Excerpted text:
When it comes to the U.S. Environmental Protection Agency (EPA), evidently the answer is yes.

Via lawsuit and letter, Texas has fired off the fiercest opposition yet to the EPA’s efforts to deploy what’s known as the “tailoring” rule to regulate carbon dioxide from power plants, energy-intensive industries and other stationary sources.

In their six-page letter dated Aug. 2, Texas attorney general Greg Abbott and Texas Commission on Environmental Quality chairman Bryan Shaw came right out and said they are refusing to comply with the January 2011 tailoring rule deadline.

“On behalf of the State of Texas, we write to inform you that Texas has neither the authority nor the intention of interpreting, ignoring or amending its laws in order to compel the permitting of greenhouse gas emissions,” they wrote to EPA Administrator Lisa Jackson and Alfredo Armendariz, regional administrator for EPA Region 6 in Dallas.

Tom Smith, longtime executive director of the Texas office of Public Citizen, told SolveClimate News in an interview from his Austin office that the vociferous challenge isn’t all that shocking.

Smith said the leader of the EPA’s Air and Radiation Office, Gina McCarthy, understands the difficulties and intricacies of the Clean Air Act and the tailoring rule.

“I think the tailoring rule is fair,” he said. “She hoped by coming up with a multistage rule, she could appear reasonable and not break the backs of state agencies and create an impossible regulatory morass. But states like Texas make this impossible.”

This week, the EPA labeled Texas’s claims as unsubstantiated. An EPA spokeswoman said neither the letter nor the lawsuit will deter the agency from marching forward with its tailoring rule mandate.

Page element annotations:

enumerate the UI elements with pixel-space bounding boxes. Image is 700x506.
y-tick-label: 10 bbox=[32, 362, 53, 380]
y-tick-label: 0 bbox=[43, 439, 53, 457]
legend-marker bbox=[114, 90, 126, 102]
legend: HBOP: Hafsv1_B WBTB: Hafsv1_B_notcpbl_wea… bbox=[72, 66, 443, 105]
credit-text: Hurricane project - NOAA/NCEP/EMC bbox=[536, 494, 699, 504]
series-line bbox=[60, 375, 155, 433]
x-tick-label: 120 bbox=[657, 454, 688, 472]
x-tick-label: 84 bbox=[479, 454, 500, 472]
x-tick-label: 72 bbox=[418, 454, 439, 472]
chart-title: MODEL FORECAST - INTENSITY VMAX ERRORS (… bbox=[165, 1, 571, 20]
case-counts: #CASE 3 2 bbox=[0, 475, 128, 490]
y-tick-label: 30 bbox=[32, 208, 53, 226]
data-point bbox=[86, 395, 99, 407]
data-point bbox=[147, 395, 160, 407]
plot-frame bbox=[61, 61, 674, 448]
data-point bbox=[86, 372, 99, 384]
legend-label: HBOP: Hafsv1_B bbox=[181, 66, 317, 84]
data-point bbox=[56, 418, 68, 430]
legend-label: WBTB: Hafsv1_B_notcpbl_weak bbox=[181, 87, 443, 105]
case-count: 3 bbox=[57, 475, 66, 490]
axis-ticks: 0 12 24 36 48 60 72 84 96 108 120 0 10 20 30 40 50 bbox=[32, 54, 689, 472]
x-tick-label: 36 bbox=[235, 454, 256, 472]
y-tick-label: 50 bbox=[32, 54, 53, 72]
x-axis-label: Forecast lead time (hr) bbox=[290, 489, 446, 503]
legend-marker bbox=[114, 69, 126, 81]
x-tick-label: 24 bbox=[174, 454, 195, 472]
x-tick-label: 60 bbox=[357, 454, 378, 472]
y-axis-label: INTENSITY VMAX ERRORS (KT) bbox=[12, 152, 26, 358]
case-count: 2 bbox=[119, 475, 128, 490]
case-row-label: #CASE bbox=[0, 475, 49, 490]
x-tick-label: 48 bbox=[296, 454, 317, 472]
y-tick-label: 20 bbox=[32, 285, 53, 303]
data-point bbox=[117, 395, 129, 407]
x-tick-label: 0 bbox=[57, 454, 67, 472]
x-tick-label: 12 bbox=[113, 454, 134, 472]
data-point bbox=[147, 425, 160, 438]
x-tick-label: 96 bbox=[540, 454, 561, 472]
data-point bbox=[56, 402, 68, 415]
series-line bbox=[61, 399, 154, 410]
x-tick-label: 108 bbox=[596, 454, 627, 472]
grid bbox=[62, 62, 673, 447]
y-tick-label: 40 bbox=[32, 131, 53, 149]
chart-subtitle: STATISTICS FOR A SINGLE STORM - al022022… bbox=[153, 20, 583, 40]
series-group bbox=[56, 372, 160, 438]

Objectives:
#1 Decide whether each statement agrees with the excerpt about Texas and the EPA: (a) the letter from Abbott and Shaw ran six pages; (b) Tom Smith called the tailoring rule unfair; (c) an EPA spokeswoman said the lawsuit would hold the agency back from its tailoring rule mandate. Answer yes or no for each, quoting the words from the excerpt that settle it.
#2 Repeat word for word the part of the excerpt about Texas and the EPA starting at "Smith said the" and ending at "the tailoring rule.".

Task solutions:
#1
(a) Yes: "In their six-page letter dated Aug. 2"
(b) No: "I think the tailoring rule is fair,"
(c) No: "neither the letter nor the lawsuit will deter the agency from marching forward with its tailoring rule mandate."

#2
Smith said the leader of the EPA’s Air and Radiation Office, Gina McCarthy, understands the difficulties and intricacies of the Clean Air Act and the tailoring rule.